**SHORT EXERCISE**
Locate the string "grado" in the listing below. Copy every line where it is found.

**RECORDS SUPPLIED**
────────────────────

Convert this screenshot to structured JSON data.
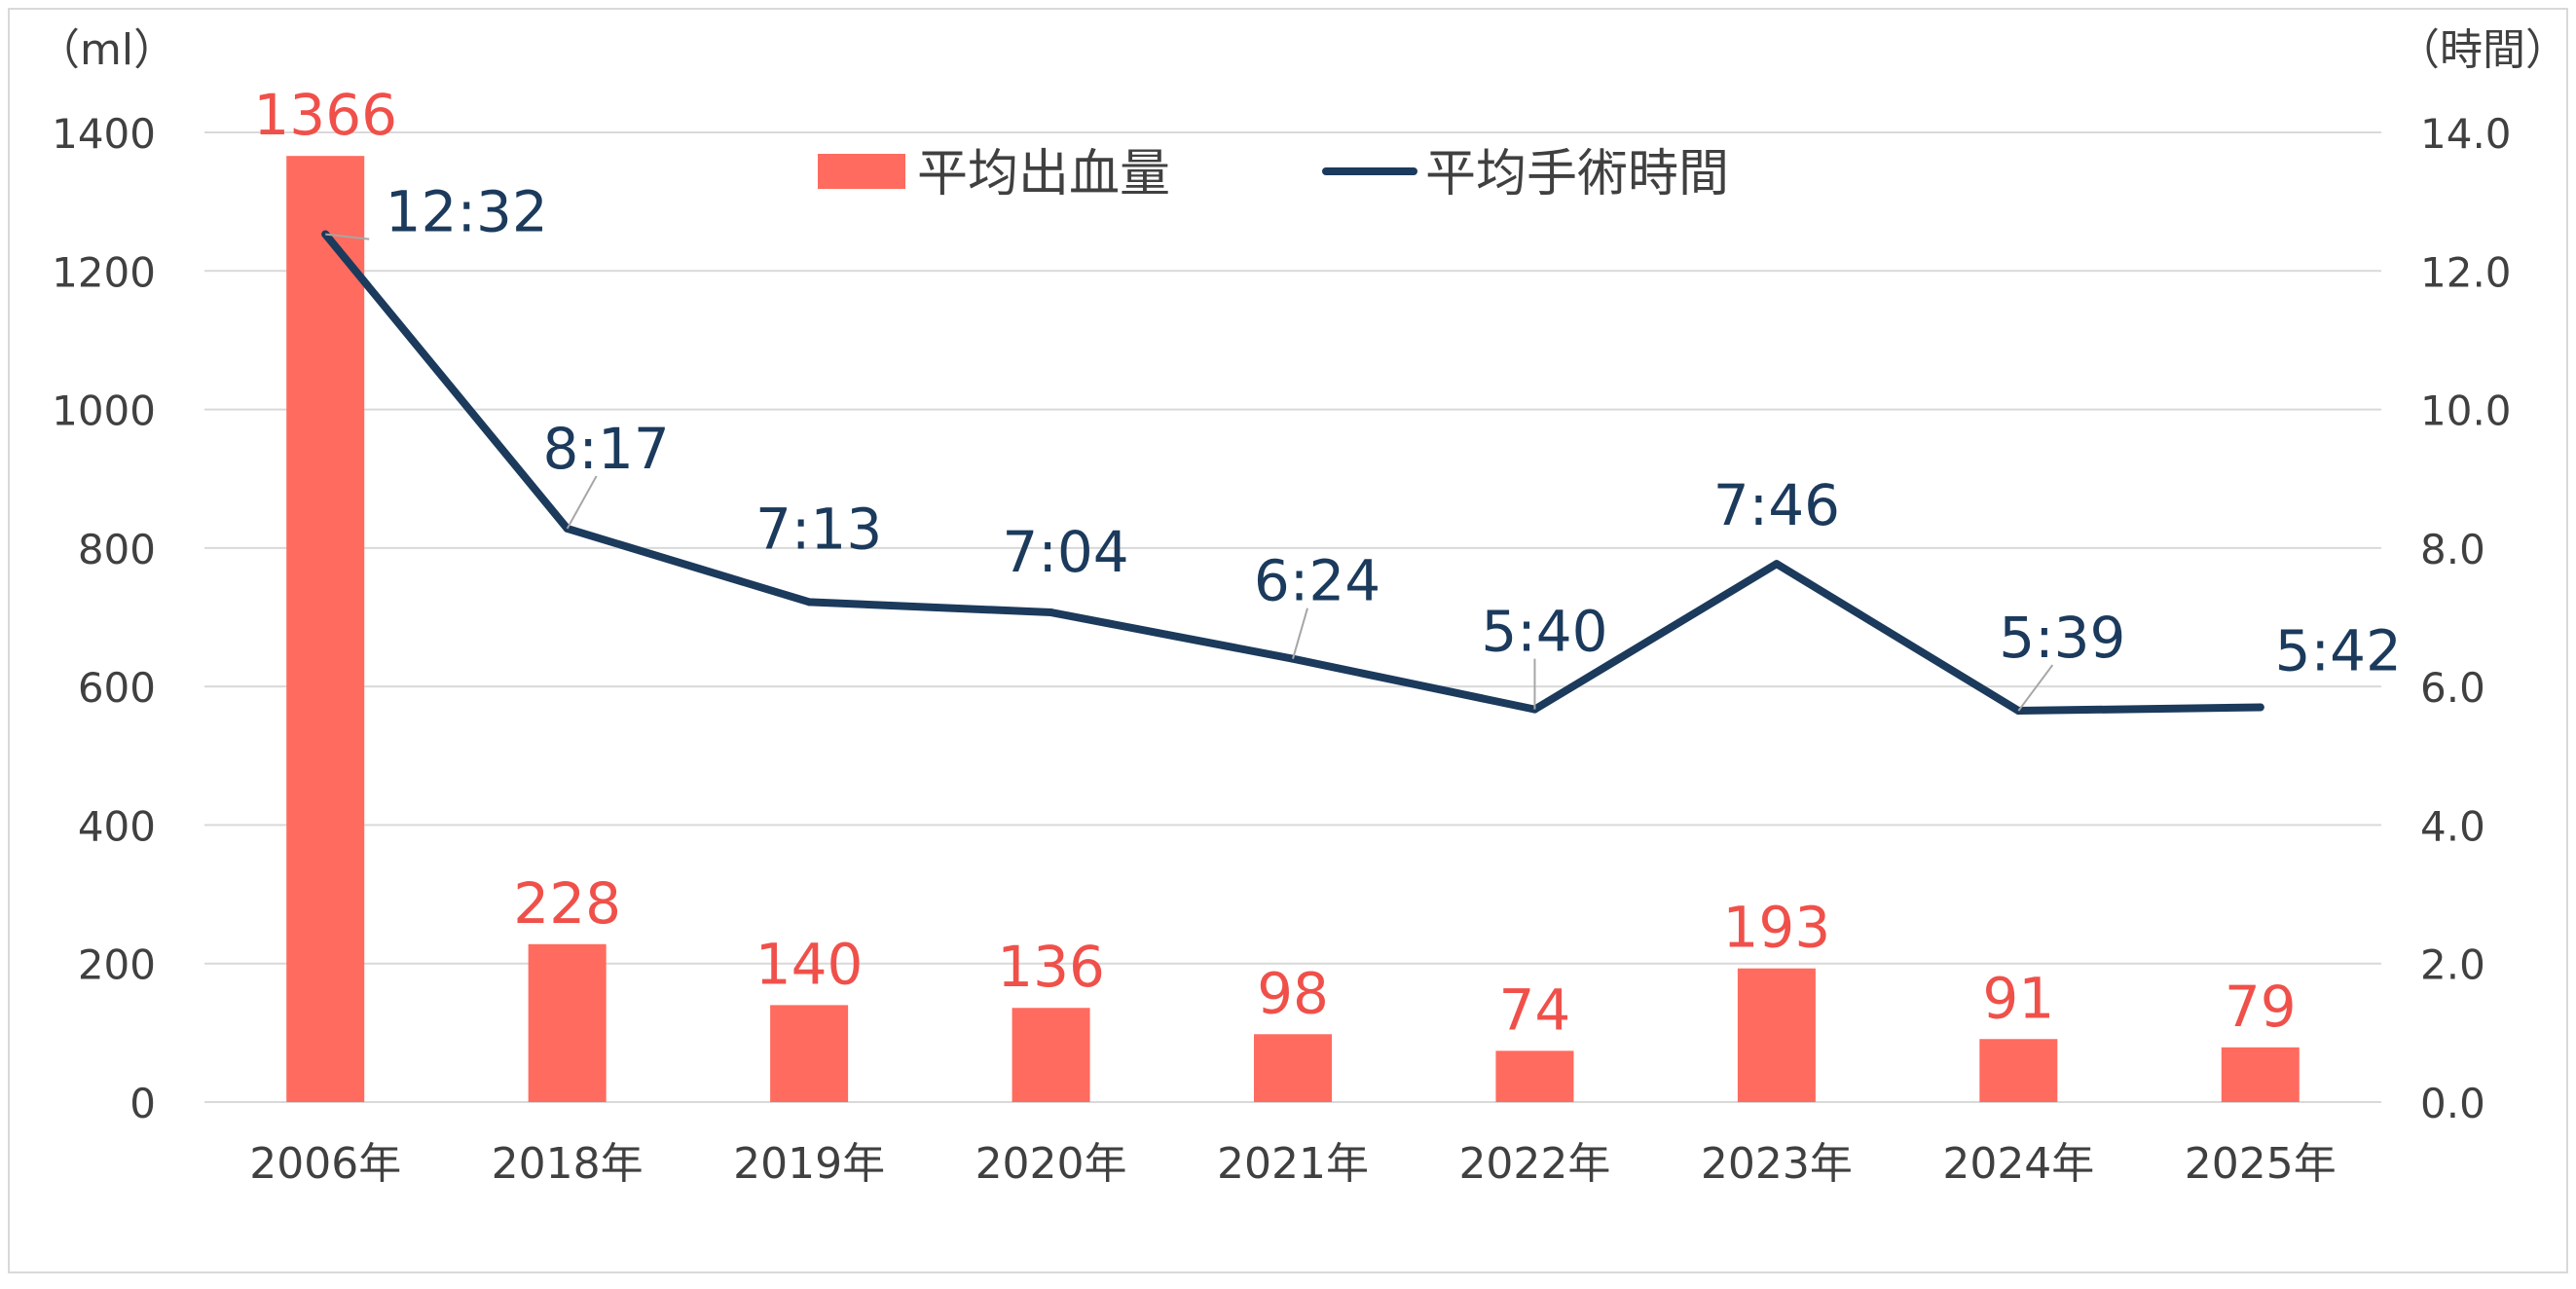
{
  "chart_data": {
    "type": "bar+line",
    "categories": [
      "2006年",
      "2018年",
      "2019年",
      "2020年",
      "2021年",
      "2022年",
      "2023年",
      "2024年",
      "2025年"
    ],
    "series": [
      {
        "name": "平均出血量",
        "type": "bar",
        "axis": "left",
        "values": [
          1366,
          228,
          140,
          136,
          98,
          74,
          193,
          91,
          79
        ],
        "labels": [
          "1366",
          "228",
          "140",
          "136",
          "98",
          "74",
          "193",
          "91",
          "79"
        ]
      },
      {
        "name": "平均手術時間",
        "type": "line",
        "axis": "right",
        "values": [
          12.53,
          8.28,
          7.22,
          7.07,
          6.4,
          5.67,
          7.77,
          5.65,
          5.7
        ],
        "labels": [
          "12:32",
          "8:17",
          "7:13",
          "7:04",
          "6:24",
          "5:40",
          "7:46",
          "5:39",
          "5:42"
        ]
      }
    ],
    "left_axis": {
      "unit": "（ml）",
      "ylim": [
        0,
        1400
      ],
      "ticks": [
        "0",
        "200",
        "400",
        "600",
        "800",
        "1000",
        "1200",
        "1400"
      ]
    },
    "right_axis": {
      "unit": "（時間）",
      "ylim": [
        0,
        14
      ],
      "ticks": [
        "0.0",
        "2.0",
        "4.0",
        "6.0",
        "8.0",
        "10.0",
        "12.0",
        "14.0"
      ]
    },
    "grid": true,
    "legend_position": "top-center",
    "colors": {
      "bar": "#ff6b5e",
      "bar_label": "#f0504a",
      "line": "#1b3a5c",
      "line_label": "#1b3a5c",
      "grid": "#d9d9d9",
      "leader": "#a6a6a6"
    }
  }
}
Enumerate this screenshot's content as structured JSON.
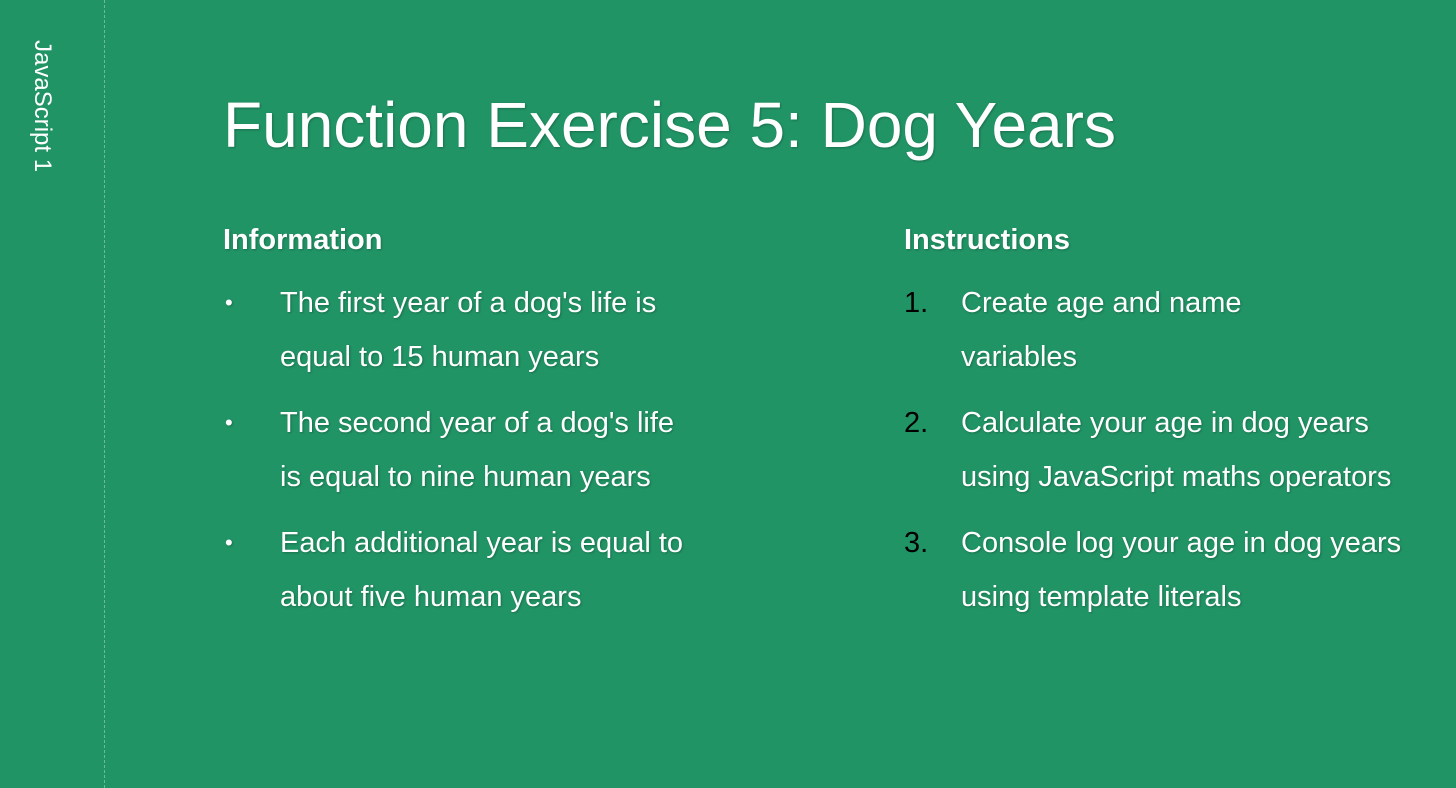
{
  "side_label": "JavaScript 1",
  "title": "Function Exercise 5: Dog Years",
  "information": {
    "heading": "Information",
    "bullet": "•",
    "items": [
      "The first year of a dog's life is equal to 15 human years",
      "The second year of a dog's life is equal to nine human years",
      "Each additional year is equal to about five human years"
    ]
  },
  "instructions": {
    "heading": "Instructions",
    "items": [
      {
        "number": "1.",
        "text": "Create age and name variables"
      },
      {
        "number": "2.",
        "text": "Calculate your age in dog years using JavaScript maths operators"
      },
      {
        "number": "3.",
        "text": "Console log your age in dog years using template literals"
      }
    ]
  }
}
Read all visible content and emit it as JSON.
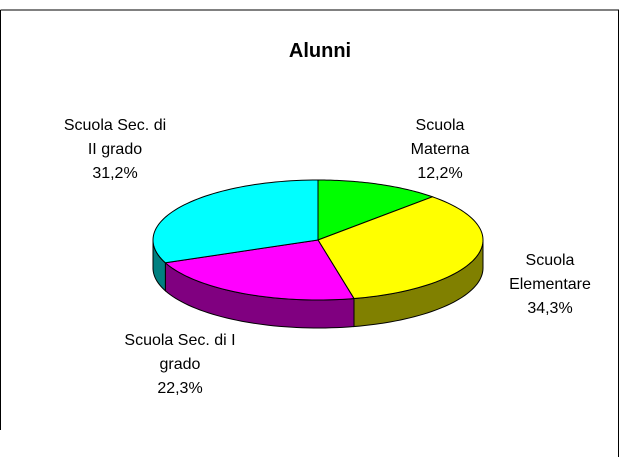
{
  "chart_data": {
    "type": "pie3d",
    "title": "Alunni",
    "categories": [
      "Scuola Materna",
      "Scuola Elementare",
      "Scuola Sec. di I grado",
      "Scuola Sec. di II grado"
    ],
    "values": [
      12.2,
      34.3,
      22.3,
      31.2
    ],
    "value_labels": [
      "12,2%",
      "34,3%",
      "22,3%",
      "31,2%"
    ],
    "colors": [
      "#00ff00",
      "#ffff00",
      "#ff00ff",
      "#00ffff"
    ],
    "side_colors": [
      "#008000",
      "#808000",
      "#800080",
      "#008080"
    ]
  }
}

────────────────────

**WRITTEN SOLUTION**
      "Scuola Sec. di I grado",
      "Scuola Sec. di II grado"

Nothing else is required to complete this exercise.